- [EXERCISE GOAL]: Select and reproduce each line of the listing below that bears the string "tiempo".

** Start **

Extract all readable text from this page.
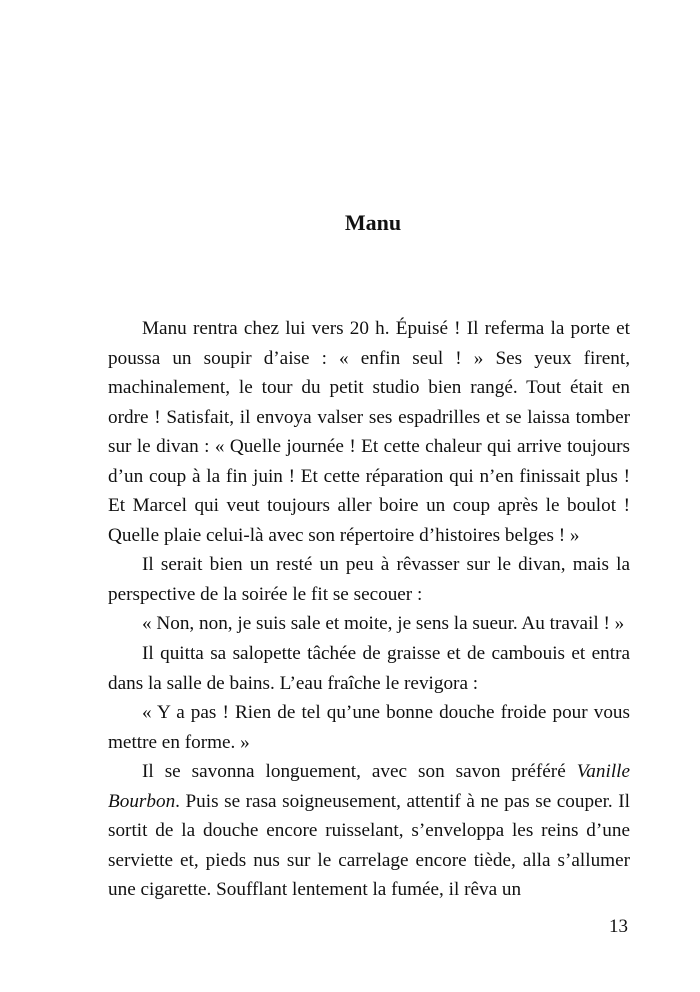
Manu

Manu rentra chez lui vers 20 h. Épuisé ! Il referma la porte et poussa un soupir d’aise : « enfin seul ! » Ses yeux firent, machinalement, le tour du petit studio bien rangé. Tout était en ordre ! Satisfait, il envoya valser ses espadrilles et se laissa tomber sur le divan : « Quelle journée ! Et cette chaleur qui arrive toujours d’un coup à la fin juin ! Et cette réparation qui n’en finissait plus ! Et Marcel qui veut toujours aller boire un coup après le boulot ! Quelle plaie celui-là avec son répertoire d’histoires belges ! »

Il serait bien un resté un peu à rêvasser sur le divan, mais la perspective de la soirée le fit se secouer :

« Non, non, je suis sale et moite, je sens la sueur. Au travail ! »

Il quitta sa salopette tâchée de graisse et de cambouis et entra dans la salle de bains. L’eau fraîche le revigora :

« Y a pas ! Rien de tel qu’une bonne douche froide pour vous mettre en forme. »

Il se savonna longuement, avec son savon préféré Vanille Bourbon. Puis se rasa soigneusement, attentif à ne pas se couper. Il sortit de la douche encore ruisselant, s’enveloppa les reins d’une serviette et, pieds nus sur le carrelage encore tiède, alla s’allumer une cigarette. Soufflant lentement la fumée, il rêva un

13
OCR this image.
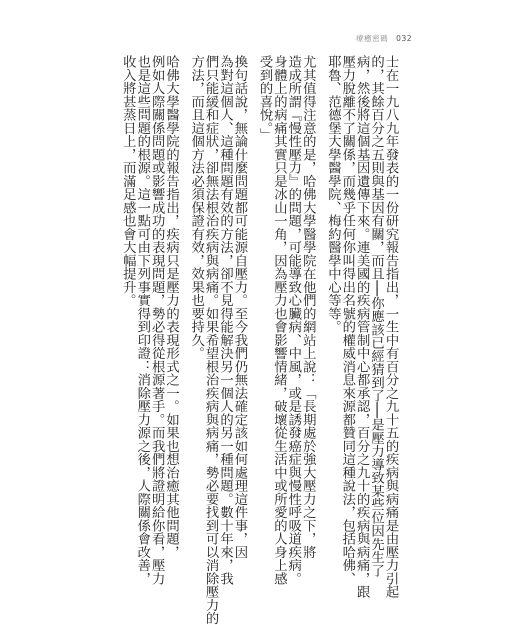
療癒密碼 032
士在一九八九年發表的一份研究報告指出，一生中有百分之九十五的疾病與病痛是由壓力引起
的，其餘百分之五則與基因有關，而且──你應該已經猜到了──是壓力導致某些位因先生了
病，然後將這個基因遺傳下來。連美國的疾病管制中心都承認，百分之九十的疾病與病痛，跟
壓力脫離不了關係，而幾乎任何你叫得出名號的權威消息來源都贊同這種說法，包括哈佛、
耶魯、范德堡大學醫學院、梅約醫學中心等等。
尤其值得注意的是，哈佛大學醫學院在他們的網站上說：「長期處於強大壓力之下，將
造成所謂『慢性壓力』的問題，可能導致心臟病、中風，或是誘發癌症與慢性呼吸道疾病。
身體上的病痛其實只是冰山一角，因為壓力也會影響情緒，破壞從生活中或所愛的人身上感
受到的喜悅。」
換句話說，無論什麼問題都可能源自壓力。至今我們仍無法確定該如何處理這件事，因
為對這個人、這種問題有效的方法，卻不見得能解決另一個人的另一種問題。數十年來，我
們只能緩和症狀，卻無法根治疾病與病痛。如果希望根治疾病與病痛，勢必要找到可以消除壓力的
方法，而且這個方法必須保證有效，效果也要持久。
哈佛大學醫學院的報告指出，疾病只是壓力的表現形式之一。如果也想治癒其他問題，
例如人際關係問題或影響成功的表現問題，勢必得從根源著手。而我們將證明給你看，壓力
也是這些問題的根源。這一點可由下列事實得到印證：消除壓力源之後，人際關係會改善，
收入將甚蒸日上，而滿足感也會大幅提升。
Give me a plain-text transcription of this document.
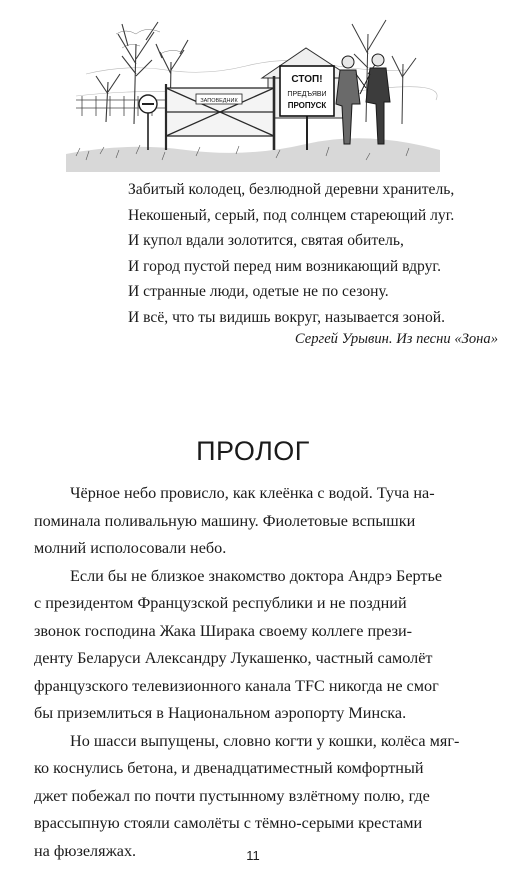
ЗАПОВЕДНИК
СТОП!
ПРЕДЪЯВИ
ПРОПУСК
Забитый колодец, безлюдной деревни хранитель,
Некошеный, серый, под солнцем стареющий луг.
И купол вдали золотится, святая обитель,
И город пустой перед ним возникающий вдруг.
И странные люди, одетые не по сезону.
И всё, что ты видишь вокруг, называется зоной.
Сергей Урывин. Из песни «Зона»
ПРОЛОГ
Чёрное небо провисло, как клеёнка с водой. Туча на-
поминала поливальную машину. Фиолетовые вспышки
молний исполосовали небо.
Если бы не близкое знакомство доктора Андрэ Бертье
с президентом Французской республики и не поздний
звонок господина Жака Ширака своему коллеге прези-
денту Беларуси Александру Лукашенко, частный самолёт
французского телевизионного канала TFC никогда не смог
бы приземлиться в Национальном аэропорту Минска.
Но шасси выпущены, словно когти у кошки, колёса мяг-
ко коснулись бетона, и двенадцатиместный комфортный
джет побежал по почти пустынному взлётному полю, где
врассыпную стояли самолёты с тёмно-серыми крестами
на фюзеляжах.	11
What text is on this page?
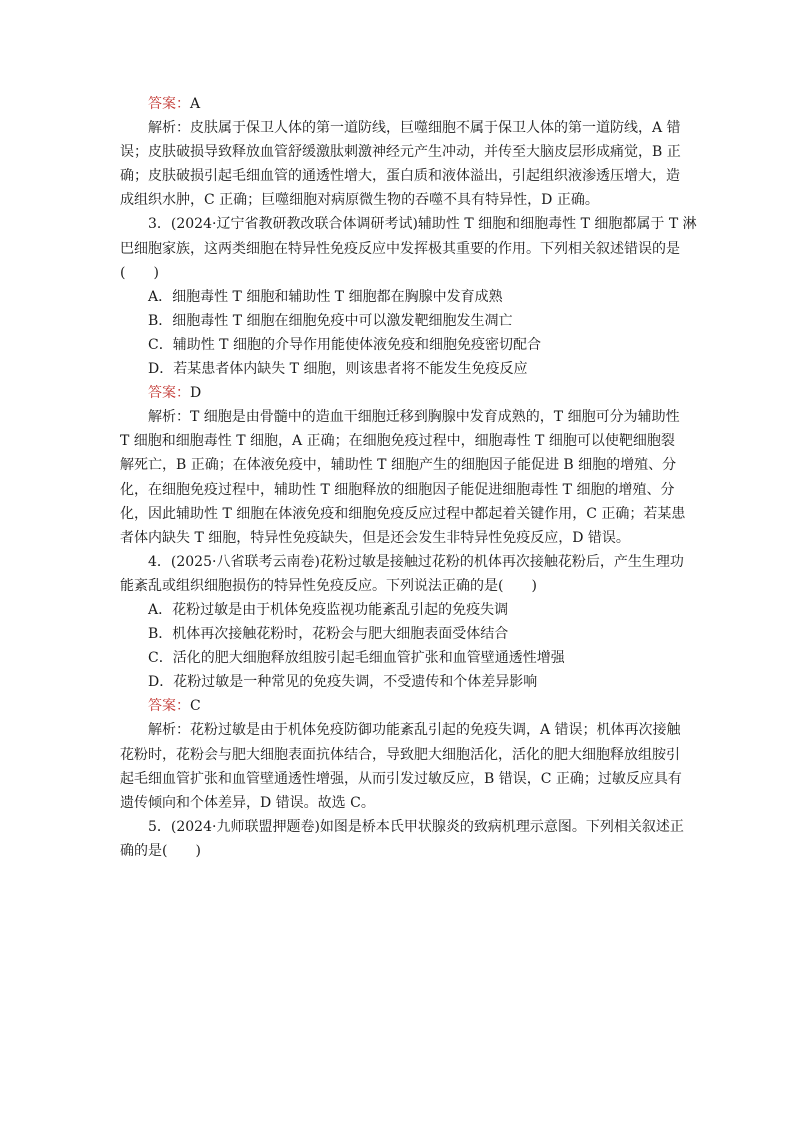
答案：A
解析：皮肤属于保卫人体的第一道防线，巨噬细胞不属于保卫人体的第一道防线，A 错
误；皮肤破损导致释放血管舒缓激肽刺激神经元产生冲动，并传至大脑皮层形成痛觉，B 正
确；皮肤破损引起毛细血管的通透性增大，蛋白质和液体溢出，引起组织液渗透压增大，造
成组织水肿，C 正确；巨噬细胞对病原微生物的吞噬不具有特异性，D 正确。
3．(2024·辽宁省教研教改联合体调研考试)辅助性 T 细胞和细胞毒性 T 细胞都属于 T 淋
巴细胞家族，这两类细胞在特异性免疫反应中发挥极其重要的作用。下列相关叙述错误的是
(　　)
A．细胞毒性 T 细胞和辅助性 T 细胞都在胸腺中发育成熟
B．细胞毒性 T 细胞在细胞免疫中可以激发靶细胞发生凋亡
C．辅助性 T 细胞的介导作用能使体液免疫和细胞免疫密切配合
D．若某患者体内缺失 T 细胞，则该患者将不能发生免疫反应
答案：D
解析：T 细胞是由骨髓中的造血干细胞迁移到胸腺中发育成熟的，T 细胞可分为辅助性
T 细胞和细胞毒性 T 细胞，A 正确；在细胞免疫过程中，细胞毒性 T 细胞可以使靶细胞裂
解死亡，B 正确；在体液免疫中，辅助性 T 细胞产生的细胞因子能促进 B 细胞的增殖、分
化，在细胞免疫过程中，辅助性 T 细胞释放的细胞因子能促进细胞毒性 T 细胞的增殖、分
化，因此辅助性 T 细胞在体液免疫和细胞免疫反应过程中都起着关键作用，C 正确；若某患
者体内缺失 T 细胞，特异性免疫缺失，但是还会发生非特异性免疫反应，D 错误。
4．(2025·八省联考云南卷)花粉过敏是接触过花粉的机体再次接触花粉后，产生生理功
能紊乱或组织细胞损伤的特异性免疫反应。下列说法正确的是(　　)
A．花粉过敏是由于机体免疫监视功能紊乱引起的免疫失调
B．机体再次接触花粉时，花粉会与肥大细胞表面受体结合
C．活化的肥大细胞释放组胺引起毛细血管扩张和血管壁通透性增强
D．花粉过敏是一种常见的免疫失调，不受遗传和个体差异影响
答案：C
解析：花粉过敏是由于机体免疫防御功能紊乱引起的免疫失调，A 错误；机体再次接触
花粉时，花粉会与肥大细胞表面抗体结合，导致肥大细胞活化，活化的肥大细胞释放组胺引
起毛细血管扩张和血管壁通透性增强，从而引发过敏反应，B 错误，C 正确；过敏反应具有
遗传倾向和个体差异，D 错误。故选 C。
5．(2024·九师联盟押题卷)如图是桥本氏甲状腺炎的致病机理示意图。下列相关叙述正
确的是(　　)
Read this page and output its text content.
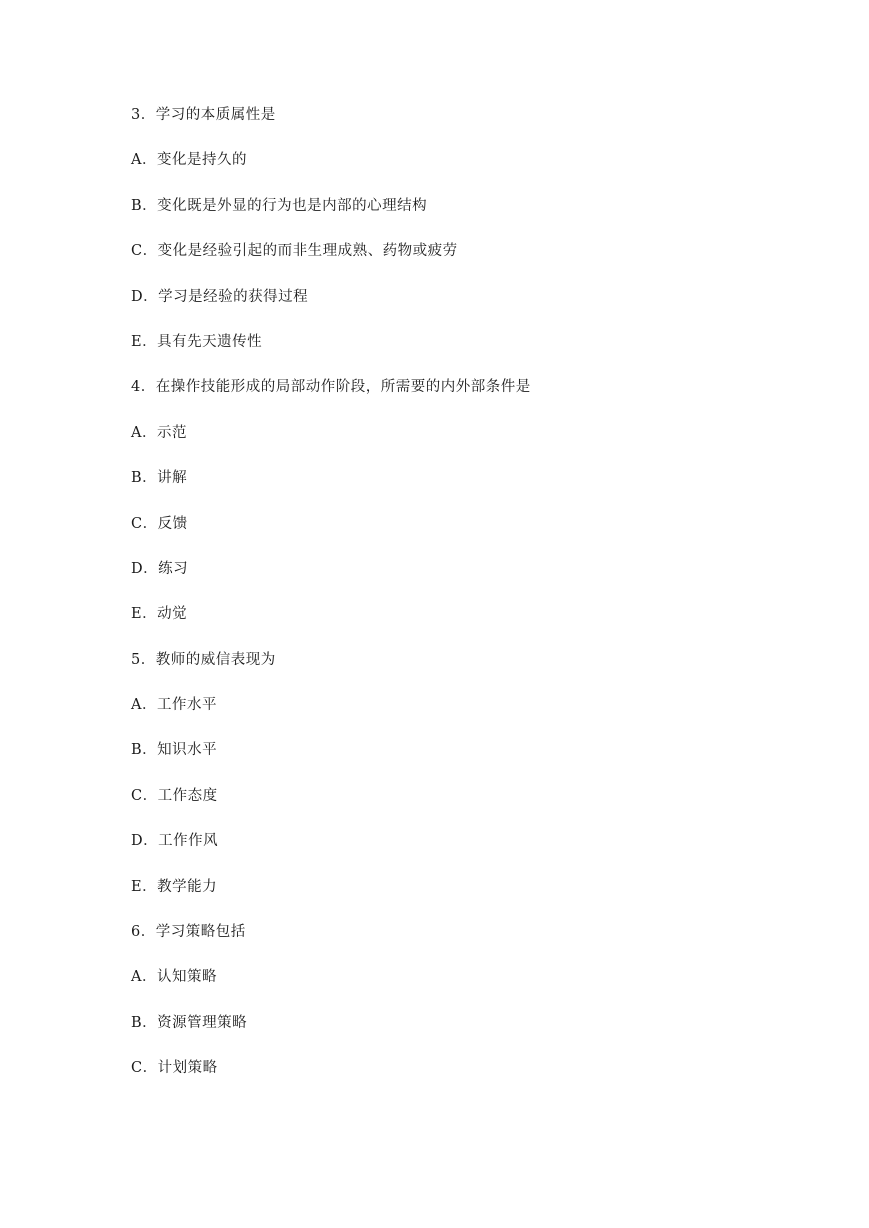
3．学习的本质属性是
A．变化是持久的
B．变化既是外显的行为也是内部的心理结构
C．变化是经验引起的而非生理成熟、药物或疲劳
D．学习是经验的获得过程
E．具有先天遗传性
4．在操作技能形成的局部动作阶段，所需要的内外部条件是
A．示范
B．讲解
C．反馈
D．练习
E．动觉
5．教师的威信表现为
A．工作水平
B．知识水平
C．工作态度
D．工作作风
E．教学能力
6．学习策略包括
A．认知策略
B．资源管理策略
C．计划策略
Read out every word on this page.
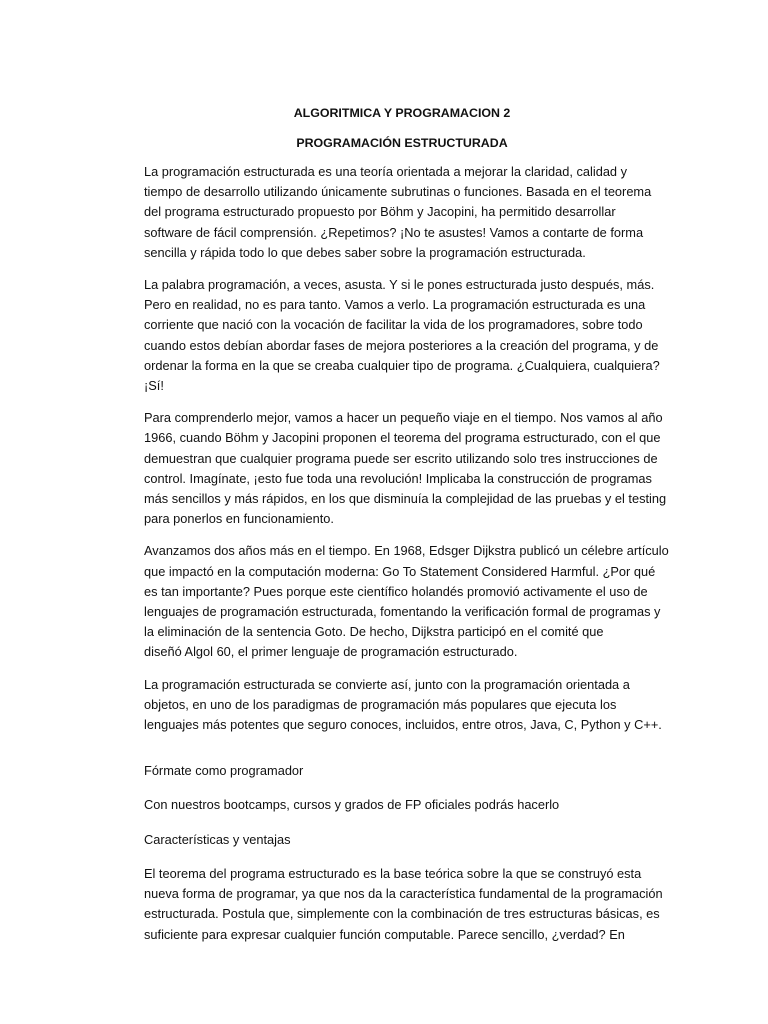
ALGORITMICA Y PROGRAMACION 2
PROGRAMACIÓN ESTRUCTURADA
La programación estructurada es una teoría orientada a mejorar la claridad, calidad y
tiempo de desarrollo utilizando únicamente subrutinas o funciones. Basada en el teorema
del programa estructurado propuesto por Böhm y Jacopini, ha permitido desarrollar
software de fácil comprensión. ¿Repetimos? ¡No te asustes! Vamos a contarte de forma
sencilla y rápida todo lo que debes saber sobre la programación estructurada.
La palabra programación, a veces, asusta. Y si le pones estructurada justo después, más.
Pero en realidad, no es para tanto. Vamos a verlo. La programación estructurada es una
corriente que nació con la vocación de facilitar la vida de los programadores, sobre todo
cuando estos debían abordar fases de mejora posteriores a la creación del programa, y de
ordenar la forma en la que se creaba cualquier tipo de programa. ¿Cualquiera, cualquiera?
¡Sí!
Para comprenderlo mejor, vamos a hacer un pequeño viaje en el tiempo. Nos vamos al año
1966, cuando Böhm y Jacopini proponen el teorema del programa estructurado, con el que
demuestran que cualquier programa puede ser escrito utilizando solo tres instrucciones de
control. Imagínate, ¡esto fue toda una revolución! Implicaba la construcción de programas
más sencillos y más rápidos, en los que disminuía la complejidad de las pruebas y el testing
para ponerlos en funcionamiento.
Avanzamos dos años más en el tiempo. En 1968, Edsger Dijkstra publicó un célebre artículo
que impactó en la computación moderna: Go To Statement Considered Harmful. ¿Por qué
es tan importante? Pues porque este científico holandés promovió activamente el uso de
lenguajes de programación estructurada, fomentando la verificación formal de programas y
la eliminación de la sentencia Goto. De hecho, Dijkstra participó en el comité que
diseñó Algol 60, el primer lenguaje de programación estructurado.
La programación estructurada se convierte así, junto con la programación orientada a
objetos, en uno de los paradigmas de programación más populares que ejecuta los
lenguajes más potentes que seguro conoces, incluidos, entre otros, Java, C, Python y C++.
Fórmate como programador
Con nuestros bootcamps, cursos y grados de FP oficiales podrás hacerlo
Características y ventajas
El teorema del programa estructurado es la base teórica sobre la que se construyó esta
nueva forma de programar, ya que nos da la característica fundamental de la programación
estructurada. Postula que, simplemente con la combinación de tres estructuras básicas, es
suficiente para expresar cualquier función computable. Parece sencillo, ¿verdad? En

** End **

- [EXERCISE ANSWER]:
tiempo de desarrollo utilizando únicamente subrutinas o funciones. Basada en el teorema
Para comprenderlo mejor, vamos a hacer un pequeño viaje en el tiempo. Nos vamos al año
Avanzamos dos años más en el tiempo. En 1968, Edsger Dijkstra publicó un célebre artículo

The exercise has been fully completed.